Stored records
——————
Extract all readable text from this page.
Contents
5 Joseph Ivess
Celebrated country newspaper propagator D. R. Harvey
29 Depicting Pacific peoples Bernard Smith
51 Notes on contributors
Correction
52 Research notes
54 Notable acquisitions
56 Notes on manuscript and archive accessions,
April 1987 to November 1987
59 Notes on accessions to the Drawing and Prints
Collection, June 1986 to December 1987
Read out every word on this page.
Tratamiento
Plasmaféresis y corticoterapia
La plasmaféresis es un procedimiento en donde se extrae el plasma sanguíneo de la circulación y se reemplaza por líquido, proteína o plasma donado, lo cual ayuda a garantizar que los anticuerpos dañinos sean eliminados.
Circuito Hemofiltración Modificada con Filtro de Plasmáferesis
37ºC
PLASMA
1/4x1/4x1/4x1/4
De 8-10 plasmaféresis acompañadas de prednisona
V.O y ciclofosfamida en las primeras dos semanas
——————
Extract the listing in its entirety, matching it exactly.

TASK ANSWER
Extract all readable text from this page.
Contents
5 Joseph Ivess
Celebrated country newspaper propagator D. R. Harvey
29 Depicting Pacific peoples Bernard Smith
51 Notes on contributors
Correction
52 Research notes
54 Notable acquisitions
56 Notes on manuscript and archive accessions,
April 1987 to November 1987
59 Notes on accessions to the Drawing and Prints
Collection, June 1986 to December 1987
Read out every word on this page.
Tratamiento
Plasmaféresis y corticoterapia
La plasmaféresis es un procedimiento en donde se extrae el plasma sanguíneo de la circulación y se reemplaza por líquido, proteína o plasma donado, lo cual ayuda a garantizar que los anticuerpos dañinos sean eliminados.
Circuito Hemofiltración Modificada con Filtro de Plasmáferesis
37ºC
PLASMA
1/4x1/4x1/4x1/4
De 8-10 plasmaféresis acompañadas de prednisona
V.O y ciclofosfamida en las primeras dos semanas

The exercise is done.